## Task description
Render the data from the line that contains "- point: [570, 208, 576, 215]" through the line that contains "- y-tick-label: 320000: [38, 274, 68, 285]" as a Markdown table with the columns Row and Entry. Skip any blank lines.

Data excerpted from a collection
☆ ☆ ☆ ☆ ☆
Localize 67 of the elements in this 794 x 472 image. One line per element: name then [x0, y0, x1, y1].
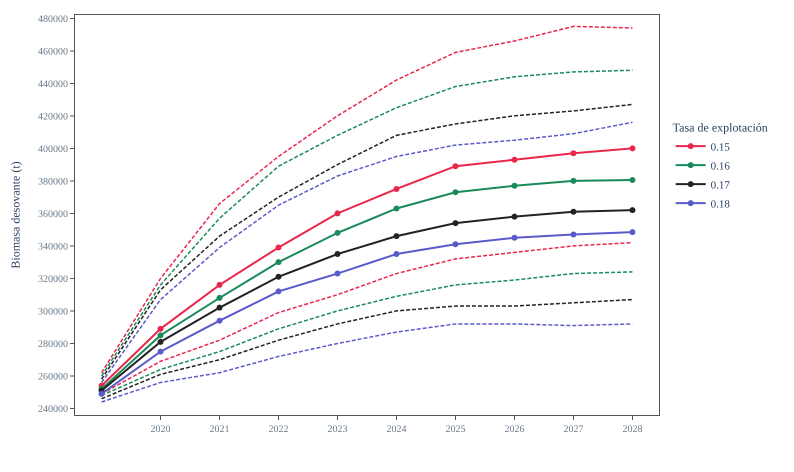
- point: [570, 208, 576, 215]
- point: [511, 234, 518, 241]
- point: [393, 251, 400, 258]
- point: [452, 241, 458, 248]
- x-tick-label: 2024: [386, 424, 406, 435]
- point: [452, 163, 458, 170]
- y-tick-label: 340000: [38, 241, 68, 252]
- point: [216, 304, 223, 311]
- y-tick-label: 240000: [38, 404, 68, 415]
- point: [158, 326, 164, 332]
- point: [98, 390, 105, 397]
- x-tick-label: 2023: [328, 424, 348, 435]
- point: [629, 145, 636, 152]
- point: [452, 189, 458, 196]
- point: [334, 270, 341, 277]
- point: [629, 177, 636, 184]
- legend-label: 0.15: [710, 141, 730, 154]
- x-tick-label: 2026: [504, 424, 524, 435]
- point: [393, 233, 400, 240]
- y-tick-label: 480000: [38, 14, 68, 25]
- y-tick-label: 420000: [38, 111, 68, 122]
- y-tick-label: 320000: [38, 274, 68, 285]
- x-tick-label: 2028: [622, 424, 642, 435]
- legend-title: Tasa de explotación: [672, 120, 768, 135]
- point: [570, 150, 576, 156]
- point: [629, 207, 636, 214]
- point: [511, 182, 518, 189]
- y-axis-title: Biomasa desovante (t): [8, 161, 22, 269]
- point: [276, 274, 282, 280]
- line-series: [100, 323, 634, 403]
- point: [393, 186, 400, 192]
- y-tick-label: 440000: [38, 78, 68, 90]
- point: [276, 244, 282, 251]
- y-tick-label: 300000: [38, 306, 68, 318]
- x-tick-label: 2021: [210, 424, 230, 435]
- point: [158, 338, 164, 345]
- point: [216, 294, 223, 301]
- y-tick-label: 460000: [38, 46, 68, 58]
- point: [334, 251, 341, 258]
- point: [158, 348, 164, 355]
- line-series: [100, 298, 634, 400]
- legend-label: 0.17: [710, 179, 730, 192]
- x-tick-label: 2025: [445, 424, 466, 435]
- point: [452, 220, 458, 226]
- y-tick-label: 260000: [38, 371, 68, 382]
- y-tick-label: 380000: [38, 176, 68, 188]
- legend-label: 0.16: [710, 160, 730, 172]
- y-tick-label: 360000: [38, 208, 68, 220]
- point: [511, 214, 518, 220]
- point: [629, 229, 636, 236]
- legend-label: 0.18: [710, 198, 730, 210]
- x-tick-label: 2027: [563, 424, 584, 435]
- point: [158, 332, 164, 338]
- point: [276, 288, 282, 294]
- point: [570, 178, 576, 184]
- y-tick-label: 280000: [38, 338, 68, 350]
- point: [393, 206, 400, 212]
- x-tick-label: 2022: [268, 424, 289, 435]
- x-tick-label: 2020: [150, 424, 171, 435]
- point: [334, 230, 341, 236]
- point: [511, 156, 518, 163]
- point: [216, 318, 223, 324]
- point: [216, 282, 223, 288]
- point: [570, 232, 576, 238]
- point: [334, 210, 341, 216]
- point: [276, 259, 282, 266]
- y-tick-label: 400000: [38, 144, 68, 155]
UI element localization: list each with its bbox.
☆ ☆ ☆ ☆ ☆
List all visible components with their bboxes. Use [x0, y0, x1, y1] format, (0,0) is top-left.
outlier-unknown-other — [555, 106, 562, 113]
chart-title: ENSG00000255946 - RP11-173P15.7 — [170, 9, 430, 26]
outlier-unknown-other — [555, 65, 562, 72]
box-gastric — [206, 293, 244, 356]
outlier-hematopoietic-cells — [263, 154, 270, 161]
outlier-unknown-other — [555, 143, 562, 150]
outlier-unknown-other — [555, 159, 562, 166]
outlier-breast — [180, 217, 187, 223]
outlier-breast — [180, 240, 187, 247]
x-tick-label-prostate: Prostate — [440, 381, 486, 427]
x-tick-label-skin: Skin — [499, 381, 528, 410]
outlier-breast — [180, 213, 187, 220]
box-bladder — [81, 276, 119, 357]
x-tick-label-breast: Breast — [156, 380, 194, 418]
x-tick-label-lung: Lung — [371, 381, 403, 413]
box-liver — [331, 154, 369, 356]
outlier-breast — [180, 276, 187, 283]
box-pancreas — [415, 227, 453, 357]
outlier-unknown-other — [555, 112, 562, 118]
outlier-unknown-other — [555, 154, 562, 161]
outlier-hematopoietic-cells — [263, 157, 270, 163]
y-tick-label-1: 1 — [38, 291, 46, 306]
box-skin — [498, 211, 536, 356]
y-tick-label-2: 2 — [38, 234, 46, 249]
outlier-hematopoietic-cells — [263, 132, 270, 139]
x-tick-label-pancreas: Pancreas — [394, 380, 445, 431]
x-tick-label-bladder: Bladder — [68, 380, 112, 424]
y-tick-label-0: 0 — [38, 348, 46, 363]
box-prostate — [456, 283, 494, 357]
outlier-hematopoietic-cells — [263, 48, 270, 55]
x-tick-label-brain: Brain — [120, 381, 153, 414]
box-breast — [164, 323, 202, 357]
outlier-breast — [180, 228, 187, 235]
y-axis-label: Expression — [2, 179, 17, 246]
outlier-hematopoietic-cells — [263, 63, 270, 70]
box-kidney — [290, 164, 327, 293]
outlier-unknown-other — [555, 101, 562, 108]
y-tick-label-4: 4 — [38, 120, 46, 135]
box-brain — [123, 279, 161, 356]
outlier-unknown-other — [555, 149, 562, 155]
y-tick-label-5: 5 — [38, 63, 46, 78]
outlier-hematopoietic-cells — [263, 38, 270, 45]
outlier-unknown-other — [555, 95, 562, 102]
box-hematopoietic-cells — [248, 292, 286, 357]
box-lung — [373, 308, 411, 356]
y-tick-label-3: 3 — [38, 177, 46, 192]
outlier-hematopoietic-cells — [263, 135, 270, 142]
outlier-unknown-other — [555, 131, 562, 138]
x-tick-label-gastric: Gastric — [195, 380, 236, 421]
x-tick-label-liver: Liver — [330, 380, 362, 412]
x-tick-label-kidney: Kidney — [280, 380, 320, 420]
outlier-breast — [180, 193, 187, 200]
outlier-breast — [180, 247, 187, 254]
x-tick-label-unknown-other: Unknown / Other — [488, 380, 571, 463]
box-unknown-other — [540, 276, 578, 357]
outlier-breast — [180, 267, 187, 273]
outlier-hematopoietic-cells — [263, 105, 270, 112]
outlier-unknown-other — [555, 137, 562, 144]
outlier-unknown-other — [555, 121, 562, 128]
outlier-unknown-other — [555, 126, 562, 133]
☆ ☆ ☆ ☆ ☆
## Response
| Row | Entry |
|---|---|
| 1 | - point: [570, 208, 576, 215] |
| 2 | - point: [511, 234, 518, 241] |
| 3 | - point: [393, 251, 400, 258] |
| 4 | - point: [452, 241, 458, 248] |
| 5 | - x-tick-label: 2024: [386, 424, 406, 435] |
| 6 | - point: [452, 163, 458, 170] |
| 7 | - y-tick-label: 340000: [38, 241, 68, 252] |
| 8 | - point: [216, 304, 223, 311] |
| 9 | - y-tick-label: 240000: [38, 404, 68, 415] |
| 10 | - point: [158, 326, 164, 332] |
| 11 | - point: [98, 390, 105, 397] |
| 12 | - x-tick-label: 2023: [328, 424, 348, 435] |
| 13 | - point: [629, 145, 636, 152] |
| 14 | - point: [452, 189, 458, 196] |
| 15 | - point: [334, 270, 341, 277] |
| 16 | - point: [629, 177, 636, 184] |
| 17 | - legend-label: 0.15: [710, 141, 730, 154] |
| 18 | - x-tick-label: 2026: [504, 424, 524, 435] |
| 19 | - point: [393, 233, 400, 240] |
| 20 | - y-tick-label: 480000: [38, 14, 68, 25] |
| 21 | - y-tick-label: 420000: [38, 111, 68, 122] |
| 22 | - y-tick-label: 320000: [38, 274, 68, 285] |